(Extracted records)
>> Start
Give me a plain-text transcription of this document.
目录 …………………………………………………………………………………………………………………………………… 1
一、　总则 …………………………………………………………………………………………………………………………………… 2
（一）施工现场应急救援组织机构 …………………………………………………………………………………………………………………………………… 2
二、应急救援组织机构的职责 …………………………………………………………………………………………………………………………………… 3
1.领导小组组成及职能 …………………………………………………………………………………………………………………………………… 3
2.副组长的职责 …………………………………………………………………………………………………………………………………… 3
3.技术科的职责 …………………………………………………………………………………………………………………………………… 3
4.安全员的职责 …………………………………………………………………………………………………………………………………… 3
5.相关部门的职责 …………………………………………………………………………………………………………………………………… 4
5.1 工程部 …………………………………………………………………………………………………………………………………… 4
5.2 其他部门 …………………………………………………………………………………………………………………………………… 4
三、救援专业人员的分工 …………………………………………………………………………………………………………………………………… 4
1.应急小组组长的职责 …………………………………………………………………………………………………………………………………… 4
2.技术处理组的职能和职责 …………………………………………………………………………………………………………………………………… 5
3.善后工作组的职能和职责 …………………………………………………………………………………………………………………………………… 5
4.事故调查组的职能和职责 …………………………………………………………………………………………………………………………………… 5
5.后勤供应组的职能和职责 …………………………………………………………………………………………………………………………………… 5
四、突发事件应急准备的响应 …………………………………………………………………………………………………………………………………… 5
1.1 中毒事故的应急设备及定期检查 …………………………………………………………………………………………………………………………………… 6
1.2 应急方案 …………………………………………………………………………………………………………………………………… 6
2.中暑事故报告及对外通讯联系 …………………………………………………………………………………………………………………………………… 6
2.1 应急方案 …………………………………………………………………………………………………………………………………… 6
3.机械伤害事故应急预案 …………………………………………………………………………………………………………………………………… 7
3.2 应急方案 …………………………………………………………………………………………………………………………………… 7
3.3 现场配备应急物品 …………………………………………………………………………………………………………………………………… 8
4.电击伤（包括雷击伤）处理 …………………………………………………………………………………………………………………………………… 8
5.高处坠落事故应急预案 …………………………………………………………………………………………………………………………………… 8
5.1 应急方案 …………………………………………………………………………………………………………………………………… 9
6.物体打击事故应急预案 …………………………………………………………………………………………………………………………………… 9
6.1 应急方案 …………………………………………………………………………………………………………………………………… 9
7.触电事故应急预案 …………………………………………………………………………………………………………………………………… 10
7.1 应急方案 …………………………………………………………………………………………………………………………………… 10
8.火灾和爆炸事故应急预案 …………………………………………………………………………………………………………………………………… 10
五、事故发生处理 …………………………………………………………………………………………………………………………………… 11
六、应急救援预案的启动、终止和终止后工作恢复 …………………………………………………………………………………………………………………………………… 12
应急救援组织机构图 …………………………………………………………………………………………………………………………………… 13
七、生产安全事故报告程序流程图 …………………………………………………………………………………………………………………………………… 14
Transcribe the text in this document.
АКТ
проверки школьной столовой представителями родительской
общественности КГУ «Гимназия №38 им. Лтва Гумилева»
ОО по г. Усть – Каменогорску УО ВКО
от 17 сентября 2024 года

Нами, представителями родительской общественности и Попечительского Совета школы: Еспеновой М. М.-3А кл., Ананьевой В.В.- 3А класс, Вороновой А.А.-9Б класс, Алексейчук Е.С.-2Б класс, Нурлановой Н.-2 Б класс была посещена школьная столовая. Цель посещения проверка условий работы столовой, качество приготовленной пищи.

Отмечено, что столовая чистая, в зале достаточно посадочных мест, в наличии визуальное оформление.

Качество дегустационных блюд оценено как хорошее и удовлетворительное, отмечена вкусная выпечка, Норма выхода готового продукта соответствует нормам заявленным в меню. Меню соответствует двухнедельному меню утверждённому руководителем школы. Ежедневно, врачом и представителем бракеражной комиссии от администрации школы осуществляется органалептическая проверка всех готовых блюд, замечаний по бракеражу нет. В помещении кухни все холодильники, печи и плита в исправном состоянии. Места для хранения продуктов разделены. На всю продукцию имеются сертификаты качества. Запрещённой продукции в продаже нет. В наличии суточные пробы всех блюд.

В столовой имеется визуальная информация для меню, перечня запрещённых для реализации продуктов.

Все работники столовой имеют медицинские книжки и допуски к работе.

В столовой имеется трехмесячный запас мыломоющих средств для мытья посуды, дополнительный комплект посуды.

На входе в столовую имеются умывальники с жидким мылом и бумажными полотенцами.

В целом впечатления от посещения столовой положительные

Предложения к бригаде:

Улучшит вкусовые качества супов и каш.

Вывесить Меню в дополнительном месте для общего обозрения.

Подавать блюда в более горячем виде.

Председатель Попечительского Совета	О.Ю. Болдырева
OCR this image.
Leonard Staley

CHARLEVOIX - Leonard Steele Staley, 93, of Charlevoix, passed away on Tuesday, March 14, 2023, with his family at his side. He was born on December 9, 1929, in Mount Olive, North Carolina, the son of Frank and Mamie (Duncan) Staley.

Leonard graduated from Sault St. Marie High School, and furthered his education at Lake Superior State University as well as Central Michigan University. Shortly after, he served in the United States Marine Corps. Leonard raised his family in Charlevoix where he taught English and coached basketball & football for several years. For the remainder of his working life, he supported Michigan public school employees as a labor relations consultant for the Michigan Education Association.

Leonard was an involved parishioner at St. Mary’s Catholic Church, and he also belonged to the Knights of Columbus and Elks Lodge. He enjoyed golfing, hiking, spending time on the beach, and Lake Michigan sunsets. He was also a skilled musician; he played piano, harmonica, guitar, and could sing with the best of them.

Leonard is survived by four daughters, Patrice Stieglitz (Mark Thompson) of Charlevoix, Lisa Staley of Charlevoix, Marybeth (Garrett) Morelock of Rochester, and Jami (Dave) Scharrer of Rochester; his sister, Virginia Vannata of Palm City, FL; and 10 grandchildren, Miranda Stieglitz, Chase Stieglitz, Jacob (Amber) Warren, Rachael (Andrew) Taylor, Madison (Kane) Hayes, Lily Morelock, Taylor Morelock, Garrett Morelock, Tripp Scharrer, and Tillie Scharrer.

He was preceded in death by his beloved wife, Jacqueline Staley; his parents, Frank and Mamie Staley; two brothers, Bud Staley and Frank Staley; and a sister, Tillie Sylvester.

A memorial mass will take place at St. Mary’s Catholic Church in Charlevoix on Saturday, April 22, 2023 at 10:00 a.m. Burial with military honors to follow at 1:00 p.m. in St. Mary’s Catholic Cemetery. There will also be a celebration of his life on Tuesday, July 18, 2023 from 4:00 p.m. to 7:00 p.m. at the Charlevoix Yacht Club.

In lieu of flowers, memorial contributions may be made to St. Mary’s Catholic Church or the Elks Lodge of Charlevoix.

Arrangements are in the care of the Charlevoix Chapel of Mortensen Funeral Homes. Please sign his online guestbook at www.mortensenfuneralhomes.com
>> End
▸ **Written request**: Every entry in the listing must be retyped exactly.

▸ **Result**:
Give me a plain-text transcription of this document.
目录 …………………………………………………………………………………………………………………………………… 1
一、　总则 …………………………………………………………………………………………………………………………………… 2
（一）施工现场应急救援组织机构 …………………………………………………………………………………………………………………………………… 2
二、应急救援组织机构的职责 …………………………………………………………………………………………………………………………………… 3
1.领导小组组成及职能 …………………………………………………………………………………………………………………………………… 3
2.副组长的职责 …………………………………………………………………………………………………………………………………… 3
3.技术科的职责 …………………………………………………………………………………………………………………………………… 3
4.安全员的职责 …………………………………………………………………………………………………………………………………… 3
5.相关部门的职责 …………………………………………………………………………………………………………………………………… 4
5.1 工程部 …………………………………………………………………………………………………………………………………… 4
5.2 其他部门 …………………………………………………………………………………………………………………………………… 4
三、救援专业人员的分工 …………………………………………………………………………………………………………………………………… 4
1.应急小组组长的职责 …………………………………………………………………………………………………………………………………… 4
2.技术处理组的职能和职责 …………………………………………………………………………………………………………………………………… 5
3.善后工作组的职能和职责 …………………………………………………………………………………………………………………………………… 5
4.事故调查组的职能和职责 …………………………………………………………………………………………………………………………………… 5
5.后勤供应组的职能和职责 …………………………………………………………………………………………………………………………………… 5
四、突发事件应急准备的响应 …………………………………………………………………………………………………………………………………… 5
1.1 中毒事故的应急设备及定期检查 …………………………………………………………………………………………………………………………………… 6
1.2 应急方案 …………………………………………………………………………………………………………………………………… 6
2.中暑事故报告及对外通讯联系 …………………………………………………………………………………………………………………………………… 6
2.1 应急方案 …………………………………………………………………………………………………………………………………… 6
3.机械伤害事故应急预案 …………………………………………………………………………………………………………………………………… 7
3.2 应急方案 …………………………………………………………………………………………………………………………………… 7
3.3 现场配备应急物品 …………………………………………………………………………………………………………………………………… 8
4.电击伤（包括雷击伤）处理 …………………………………………………………………………………………………………………………………… 8
5.高处坠落事故应急预案 …………………………………………………………………………………………………………………………………… 8
5.1 应急方案 …………………………………………………………………………………………………………………………………… 9
6.物体打击事故应急预案 …………………………………………………………………………………………………………………………………… 9
6.1 应急方案 …………………………………………………………………………………………………………………………………… 9
7.触电事故应急预案 …………………………………………………………………………………………………………………………………… 10
7.1 应急方案 …………………………………………………………………………………………………………………………………… 10
8.火灾和爆炸事故应急预案 …………………………………………………………………………………………………………………………………… 10
五、事故发生处理 …………………………………………………………………………………………………………………………………… 11
六、应急救援预案的启动、终止和终止后工作恢复 …………………………………………………………………………………………………………………………………… 12
应急救援组织机构图 …………………………………………………………………………………………………………………………………… 13
七、生产安全事故报告程序流程图 …………………………………………………………………………………………………………………………………… 14
Transcribe the text in this document.
АКТ
проверки школьной столовой представителями родительской
общественности КГУ «Гимназия №38 им. Лтва Гумилева»
ОО по г. Усть – Каменогорску УО ВКО
от 17 сентября 2024 года

Нами, представителями родительской общественности и Попечительского Совета школы: Еспеновой М. М.-3А кл., Ананьевой В.В.- 3А класс, Вороновой А.А.-9Б класс, Алексейчук Е.С.-2Б класс, Нурлановой Н.-2 Б класс была посещена школьная столовая. Цель посещения проверка условий работы столовой, качество приготовленной пищи.

Отмечено, что столовая чистая, в зале достаточно посадочных мест, в наличии визуальное оформление.

Качество дегустационных блюд оценено как хорошее и удовлетворительное, отмечена вкусная выпечка, Норма выхода готового продукта соответствует нормам заявленным в меню. Меню соответствует двухнедельному меню утверждённому руководителем школы. Ежедневно, врачом и представителем бракеражной комиссии от администрации школы осуществляется органалептическая проверка всех готовых блюд, замечаний по бракеражу нет. В помещении кухни все холодильники, печи и плита в исправном состоянии. Места для хранения продуктов разделены. На всю продукцию имеются сертификаты качества. Запрещённой продукции в продаже нет. В наличии суточные пробы всех блюд.

В столовой имеется визуальная информация для меню, перечня запрещённых для реализации продуктов.

Все работники столовой имеют медицинские книжки и допуски к работе.

В столовой имеется трехмесячный запас мыломоющих средств для мытья посуды, дополнительный комплект посуды.

На входе в столовую имеются умывальники с жидким мылом и бумажными полотенцами.

В целом впечатления от посещения столовой положительные

Предложения к бригаде:

Улучшит вкусовые качества супов и каш.

Вывесить Меню в дополнительном месте для общего обозрения.

Подавать блюда в более горячем виде.

Председатель Попечительского Совета	О.Ю. Болдырева
OCR this image.
Leonard Staley

CHARLEVOIX - Leonard Steele Staley, 93, of Charlevoix, passed away on Tuesday, March 14, 2023, with his family at his side. He was born on December 9, 1929, in Mount Olive, North Carolina, the son of Frank and Mamie (Duncan) Staley.

Leonard graduated from Sault St. Marie High School, and furthered his education at Lake Superior State University as well as Central Michigan University. Shortly after, he served in the United States Marine Corps. Leonard raised his family in Charlevoix where he taught English and coached basketball & football for several years. For the remainder of his working life, he supported Michigan public school employees as a labor relations consultant for the Michigan Education Association.

Leonard was an involved parishioner at St. Mary’s Catholic Church, and he also belonged to the Knights of Columbus and Elks Lodge. He enjoyed golfing, hiking, spending time on the beach, and Lake Michigan sunsets. He was also a skilled musician; he played piano, harmonica, guitar, and could sing with the best of them.

Leonard is survived by four daughters, Patrice Stieglitz (Mark Thompson) of Charlevoix, Lisa Staley of Charlevoix, Marybeth (Garrett) Morelock of Rochester, and Jami (Dave) Scharrer of Rochester; his sister, Virginia Vannata of Palm City, FL; and 10 grandchildren, Miranda Stieglitz, Chase Stieglitz, Jacob (Amber) Warren, Rachael (Andrew) Taylor, Madison (Kane) Hayes, Lily Morelock, Taylor Morelock, Garrett Morelock, Tripp Scharrer, and Tillie Scharrer.

He was preceded in death by his beloved wife, Jacqueline Staley; his parents, Frank and Mamie Staley; two brothers, Bud Staley and Frank Staley; and a sister, Tillie Sylvester.

A memorial mass will take place at St. Mary’s Catholic Church in Charlevoix on Saturday, April 22, 2023 at 10:00 a.m. Burial with military honors to follow at 1:00 p.m. in St. Mary’s Catholic Cemetery. There will also be a celebration of his life on Tuesday, July 18, 2023 from 4:00 p.m. to 7:00 p.m. at the Charlevoix Yacht Club.

In lieu of flowers, memorial contributions may be made to St. Mary’s Catholic Church or the Elks Lodge of Charlevoix.

Arrangements are in the care of the Charlevoix Chapel of Mortensen Funeral Homes. Please sign his online guestbook at www.mortensenfuneralhomes.com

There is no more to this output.